> [Task requirements]
In this exercise, return the whole listing exactly, excluding any images.

> [Material for the task]
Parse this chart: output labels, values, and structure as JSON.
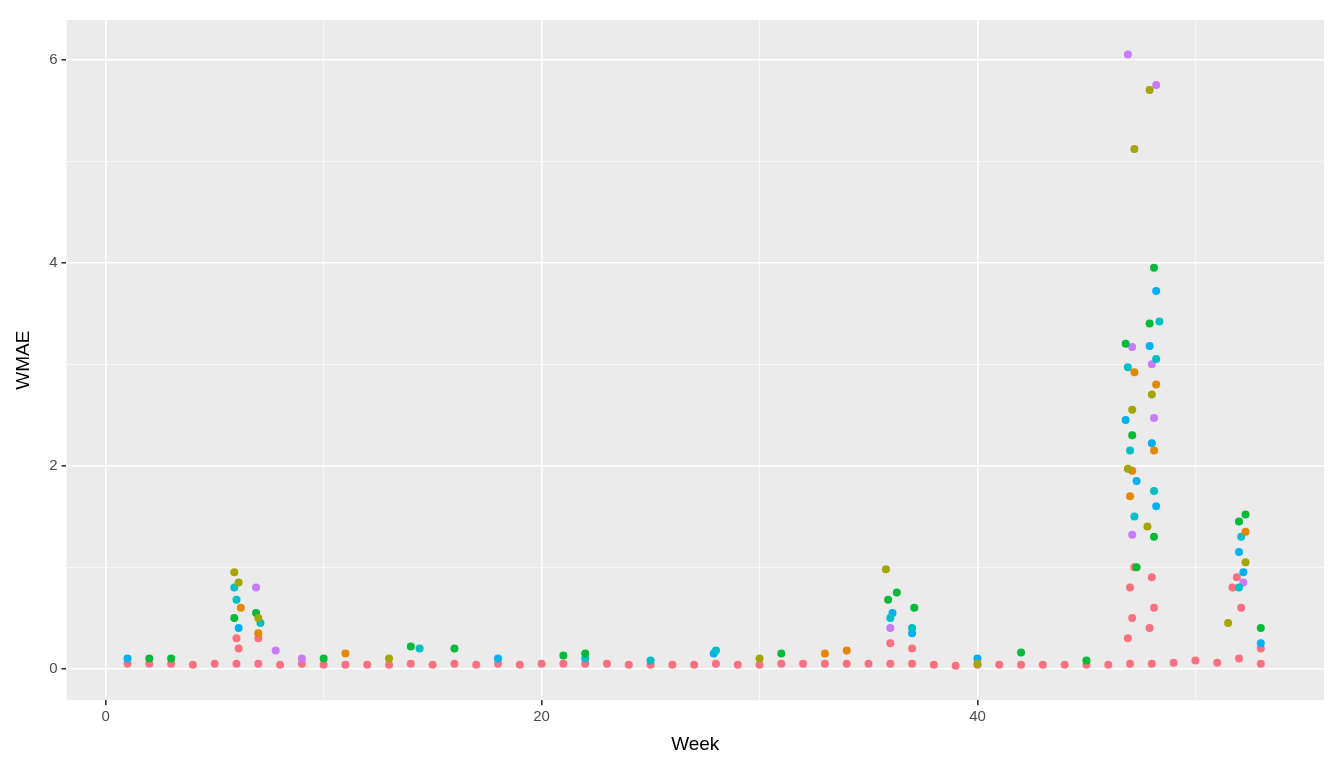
{
  "chart_data": {
    "type": "scatter",
    "xlabel": "Week",
    "ylabel": "WMAE",
    "xlim": [
      -1.8,
      55.9
    ],
    "ylim": [
      -0.31,
      6.39
    ],
    "xticks": [
      0,
      {
        "value": 10,
        "label": null
      },
      20,
      {
        "value": 30,
        "label": null
      },
      40,
      {
        "value": 50,
        "label": null
      }
    ],
    "yticks": [
      0,
      {
        "value": 1,
        "label": null
      },
      2,
      {
        "value": 3,
        "label": null
      },
      4,
      {
        "value": 5,
        "label": null
      },
      6
    ],
    "grid": true,
    "legend": false,
    "marker": "circle",
    "series": [
      {
        "color": "#a3a500",
        "x": [
          5.9,
          6.1,
          7,
          35.8,
          47.2,
          47.9,
          46.9,
          47.1,
          48,
          47.8,
          52.3,
          51.5,
          30,
          13,
          40
        ],
        "values": [
          0.95,
          0.85,
          0.5,
          0.98,
          5.12,
          5.7,
          1.97,
          2.55,
          2.7,
          1.4,
          1.05,
          0.45,
          0.1,
          0.1,
          0.05
        ]
      },
      {
        "color": "#e58700",
        "x": [
          6.2,
          7,
          11,
          47.1,
          47.2,
          48.2,
          48.1,
          47,
          52.3,
          33,
          34
        ],
        "values": [
          0.6,
          0.35,
          0.15,
          1.95,
          2.92,
          2.8,
          2.15,
          1.7,
          1.35,
          0.15,
          0.18
        ]
      },
      {
        "color": "#00ba38",
        "x": [
          5.9,
          6.9,
          14,
          16,
          21,
          22,
          35.9,
          36.3,
          37.1,
          46.8,
          47.1,
          47.3,
          47.9,
          48.1,
          48.1,
          52,
          52.3,
          53,
          31,
          42,
          10,
          2,
          3,
          45
        ],
        "values": [
          0.5,
          0.55,
          0.22,
          0.2,
          0.13,
          0.15,
          0.68,
          0.75,
          0.6,
          3.2,
          2.3,
          1.0,
          3.4,
          3.95,
          1.3,
          1.45,
          1.52,
          0.4,
          0.15,
          0.16,
          0.1,
          0.1,
          0.1,
          0.08
        ]
      },
      {
        "color": "#00bfc4",
        "x": [
          5.9,
          6,
          7.1,
          36,
          37,
          46.9,
          47,
          47.2,
          48.35,
          48.2,
          48.1,
          52.1,
          52,
          28,
          14.4,
          22,
          25
        ],
        "values": [
          0.8,
          0.68,
          0.45,
          0.5,
          0.4,
          2.97,
          2.15,
          1.5,
          3.42,
          3.05,
          1.75,
          1.3,
          0.8,
          0.18,
          0.2,
          0.1,
          0.08
        ]
      },
      {
        "color": "#00b0f6",
        "x": [
          6.1,
          36.1,
          37,
          46.8,
          47.3,
          47.9,
          48.2,
          48,
          48.2,
          52,
          52.2,
          53,
          1,
          18,
          40,
          27.9
        ],
        "values": [
          0.4,
          0.55,
          0.35,
          2.45,
          1.85,
          3.18,
          3.72,
          2.22,
          1.6,
          1.15,
          0.95,
          0.25,
          0.1,
          0.1,
          0.1,
          0.15
        ]
      },
      {
        "color": "#c77cff",
        "x": [
          6.9,
          7.8,
          36,
          46.9,
          48.2,
          47.1,
          48,
          48.1,
          47.1,
          52.2,
          9
        ],
        "values": [
          0.8,
          0.18,
          0.4,
          6.05,
          5.75,
          3.17,
          3.0,
          2.47,
          1.32,
          0.85,
          0.1
        ]
      },
      {
        "color": "#fc717f",
        "x": [
          1,
          2,
          3,
          4,
          5,
          6,
          7,
          8,
          9,
          10,
          11,
          12,
          13,
          14,
          15,
          16,
          17,
          18,
          19,
          20,
          21,
          22,
          23,
          24,
          25,
          26,
          27,
          28,
          29,
          30,
          31,
          32,
          33,
          34,
          35,
          36,
          37,
          38,
          39,
          40,
          41,
          42,
          43,
          44,
          45,
          46,
          47,
          48,
          49,
          50,
          51,
          52,
          53,
          6,
          6.1,
          7,
          36,
          37,
          47,
          47.1,
          46.9,
          47.2,
          48,
          48.1,
          47.9,
          51.7,
          52.1,
          51.9,
          53
        ],
        "values": [
          0.05,
          0.05,
          0.05,
          0.04,
          0.05,
          0.05,
          0.05,
          0.04,
          0.05,
          0.04,
          0.04,
          0.04,
          0.04,
          0.05,
          0.04,
          0.05,
          0.04,
          0.05,
          0.04,
          0.05,
          0.05,
          0.05,
          0.05,
          0.04,
          0.04,
          0.04,
          0.04,
          0.05,
          0.04,
          0.04,
          0.05,
          0.05,
          0.05,
          0.05,
          0.05,
          0.05,
          0.05,
          0.04,
          0.03,
          0.04,
          0.04,
          0.04,
          0.04,
          0.04,
          0.04,
          0.04,
          0.05,
          0.05,
          0.06,
          0.08,
          0.06,
          0.1,
          0.05,
          0.3,
          0.2,
          0.3,
          0.25,
          0.2,
          0.8,
          0.5,
          0.3,
          1.0,
          0.9,
          0.6,
          0.4,
          0.8,
          0.6,
          0.9,
          0.2
        ]
      }
    ]
  }
}
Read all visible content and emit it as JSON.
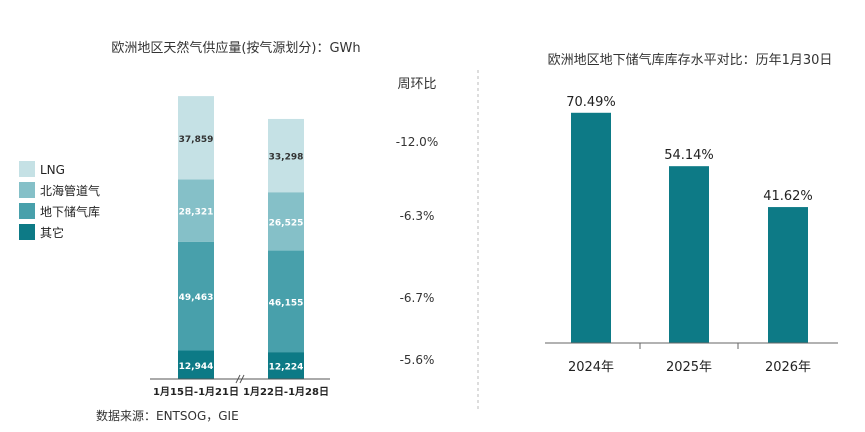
{
  "chart_data": [
    {
      "type": "bar",
      "stacked": true,
      "title": "欧洲地区天然气供应量(按气源划分)：GWh",
      "categories": [
        "1月15日-1月21日",
        "1月22日-1月28日"
      ],
      "series": [
        {
          "name": "其它",
          "values": [
            12944,
            12224
          ],
          "labels": [
            "12,944",
            "12,224"
          ],
          "color": "#0d7a86",
          "wow": "-5.6%"
        },
        {
          "name": "地下储气库",
          "values": [
            49463,
            46155
          ],
          "labels": [
            "49,463",
            "46,155"
          ],
          "color": "#48a0ab",
          "wow": "-6.7%"
        },
        {
          "name": "北海管道气",
          "values": [
            28321,
            26525
          ],
          "labels": [
            "28,321",
            "26,525"
          ],
          "color": "#85c0c8",
          "wow": "-6.3%"
        },
        {
          "name": "LNG",
          "values": [
            37859,
            33298
          ],
          "labels": [
            "37,859",
            "33,298"
          ],
          "color": "#c5e1e5",
          "wow": "-12.0%"
        }
      ],
      "legend_position": "left",
      "wow_header": "周环比",
      "source_note": "数据来源：ENTSOG，GIE",
      "grid": false
    },
    {
      "type": "bar",
      "title": "欧洲地区地下储气库库存水平对比：历年1月30日",
      "categories": [
        "2024年",
        "2025年",
        "2026年"
      ],
      "values": [
        70.49,
        54.14,
        41.62
      ],
      "value_labels": [
        "70.49%",
        "54.14%",
        "41.62%"
      ],
      "color": "#0d7a86",
      "unit": "%",
      "grid": false
    }
  ]
}
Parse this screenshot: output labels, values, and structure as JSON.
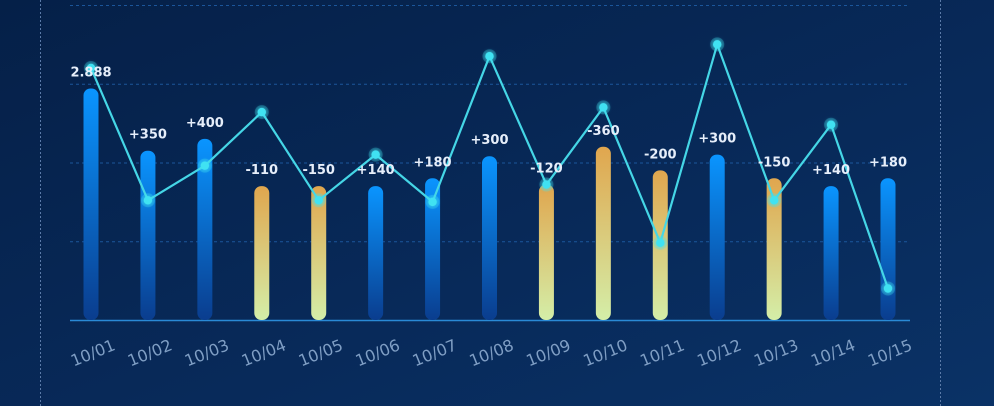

> [Response to the task]
Parse this chart: output labels, values, and structure as JSON.
{
  "chart_data": {
    "type": "scatter",
    "xlabel": "Week",
    "ylabel": "WMAE",
    "xlim": [
      -1.8,
      55.9
    ],
    "ylim": [
      -0.31,
      6.39
    ],
    "xticks": [
      0,
      {
        "value": 10,
        "label": null
      },
      20,
      {
        "value": 30,
        "label": null
      },
      40,
      {
        "value": 50,
        "label": null
      }
    ],
    "yticks": [
      0,
      {
        "value": 1,
        "label": null
      },
      2,
      {
        "value": 3,
        "label": null
      },
      4,
      {
        "value": 5,
        "label": null
      },
      6
    ],
    "grid": true,
    "legend": false,
    "marker": "circle",
    "series": [
      {
        "color": "#a3a500",
        "x": [
          5.9,
          6.1,
          7,
          35.8,
          47.2,
          47.9,
          46.9,
          47.1,
          48,
          47.8,
          52.3,
          51.5,
          30,
          13,
          40
        ],
        "values": [
          0.95,
          0.85,
          0.5,
          0.98,
          5.12,
          5.7,
          1.97,
          2.55,
          2.7,
          1.4,
          1.05,
          0.45,
          0.1,
          0.1,
          0.05
        ]
      },
      {
        "color": "#e58700",
        "x": [
          6.2,
          7,
          11,
          47.1,
          47.2,
          48.2,
          48.1,
          47,
          52.3,
          33,
          34
        ],
        "values": [
          0.6,
          0.35,
          0.15,
          1.95,
          2.92,
          2.8,
          2.15,
          1.7,
          1.35,
          0.15,
          0.18
        ]
      },
      {
        "color": "#00ba38",
        "x": [
          5.9,
          6.9,
          14,
          16,
          21,
          22,
          35.9,
          36.3,
          37.1,
          46.8,
          47.1,
          47.3,
          47.9,
          48.1,
          48.1,
          52,
          52.3,
          53,
          31,
          42,
          10,
          2,
          3,
          45
        ],
        "values": [
          0.5,
          0.55,
          0.22,
          0.2,
          0.13,
          0.15,
          0.68,
          0.75,
          0.6,
          3.2,
          2.3,
          1.0,
          3.4,
          3.95,
          1.3,
          1.45,
          1.52,
          0.4,
          0.15,
          0.16,
          0.1,
          0.1,
          0.1,
          0.08
        ]
      },
      {
        "color": "#00bfc4",
        "x": [
          5.9,
          6,
          7.1,
          36,
          37,
          46.9,
          47,
          47.2,
          48.35,
          48.2,
          48.1,
          52.1,
          52,
          28,
          14.4,
          22,
          25
        ],
        "values": [
          0.8,
          0.68,
          0.45,
          0.5,
          0.4,
          2.97,
          2.15,
          1.5,
          3.42,
          3.05,
          1.75,
          1.3,
          0.8,
          0.18,
          0.2,
          0.1,
          0.08
        ]
      },
      {
        "color": "#00b0f6",
        "x": [
          6.1,
          36.1,
          37,
          46.8,
          47.3,
          47.9,
          48.2,
          48,
          48.2,
          52,
          52.2,
          53,
          1,
          18,
          40,
          27.9
        ],
        "values": [
          0.4,
          0.55,
          0.35,
          2.45,
          1.85,
          3.18,
          3.72,
          2.22,
          1.6,
          1.15,
          0.95,
          0.25,
          0.1,
          0.1,
          0.1,
          0.15
        ]
      },
      {
        "color": "#c77cff",
        "x": [
          6.9,
          7.8,
          36,
          46.9,
          48.2,
          47.1,
          48,
          48.1,
          47.1,
          52.2,
          9
        ],
        "values": [
          0.8,
          0.18,
          0.4,
          6.05,
          5.75,
          3.17,
          3.0,
          2.47,
          1.32,
          0.85,
          0.1
        ]
      },
      {
        "color": "#fc717f",
        "x": [
          1,
          2,
          3,
          4,
          5,
          6,
          7,
          8,
          9,
          10,
          11,
          12,
          13,
          14,
          15,
          16,
          17,
          18,
          19,
          20,
          21,
          22,
          23,
          24,
          25,
          26,
          27,
          28,
          29,
          30,
          31,
          32,
          33,
          34,
          35,
          36,
          37,
          38,
          39,
          40,
          41,
          42,
          43,
          44,
          45,
          46,
          47,
          48,
          49,
          50,
          51,
          52,
          53,
          6,
          6.1,
          7,
          36,
          37,
          47,
          47.1,
          46.9,
          47.2,
          48,
          48.1,
          47.9,
          51.7,
          52.1,
          51.9,
          53
        ],
        "values": [
          0.05,
          0.05,
          0.05,
          0.04,
          0.05,
          0.05,
          0.05,
          0.04,
          0.05,
          0.04,
          0.04,
          0.04,
          0.04,
          0.05,
          0.04,
          0.05,
          0.04,
          0.05,
          0.04,
          0.05,
          0.05,
          0.05,
          0.05,
          0.04,
          0.04,
          0.04,
          0.04,
          0.05,
          0.04,
          0.04,
          0.05,
          0.05,
          0.05,
          0.05,
          0.05,
          0.05,
          0.05,
          0.04,
          0.03,
          0.04,
          0.04,
          0.04,
          0.04,
          0.04,
          0.04,
          0.04,
          0.05,
          0.05,
          0.06,
          0.08,
          0.06,
          0.1,
          0.05,
          0.3,
          0.2,
          0.3,
          0.25,
          0.2,
          0.8,
          0.5,
          0.3,
          1.0,
          0.9,
          0.6,
          0.4,
          0.8,
          0.6,
          0.9,
          0.2
        ]
      }
    ]
  }
}
Read all visible content and emit it as JSON.
{
  "chart_data": [
    {
      "type": "bar",
      "stacked": true,
      "title": "欧洲地区天然气供应量(按气源划分)：GWh",
      "categories": [
        "1月15日-1月21日",
        "1月22日-1月28日"
      ],
      "series": [
        {
          "name": "其它",
          "values": [
            12944,
            12224
          ],
          "labels": [
            "12,944",
            "12,224"
          ],
          "color": "#0d7a86",
          "wow": "-5.6%"
        },
        {
          "name": "地下储气库",
          "values": [
            49463,
            46155
          ],
          "labels": [
            "49,463",
            "46,155"
          ],
          "color": "#48a0ab",
          "wow": "-6.7%"
        },
        {
          "name": "北海管道气",
          "values": [
            28321,
            26525
          ],
          "labels": [
            "28,321",
            "26,525"
          ],
          "color": "#85c0c8",
          "wow": "-6.3%"
        },
        {
          "name": "LNG",
          "values": [
            37859,
            33298
          ],
          "labels": [
            "37,859",
            "33,298"
          ],
          "color": "#c5e1e5",
          "wow": "-12.0%"
        }
      ],
      "legend_position": "left",
      "wow_header": "周环比",
      "source_note": "数据来源：ENTSOG，GIE",
      "grid": false
    },
    {
      "type": "bar",
      "title": "欧洲地区地下储气库库存水平对比：历年1月30日",
      "categories": [
        "2024年",
        "2025年",
        "2026年"
      ],
      "values": [
        70.49,
        54.14,
        41.62
      ],
      "value_labels": [
        "70.49%",
        "54.14%",
        "41.62%"
      ],
      "color": "#0d7a86",
      "unit": "%",
      "grid": false
    }
  ]
}
Parse this screenshot: output labels, values, and structure as JSON.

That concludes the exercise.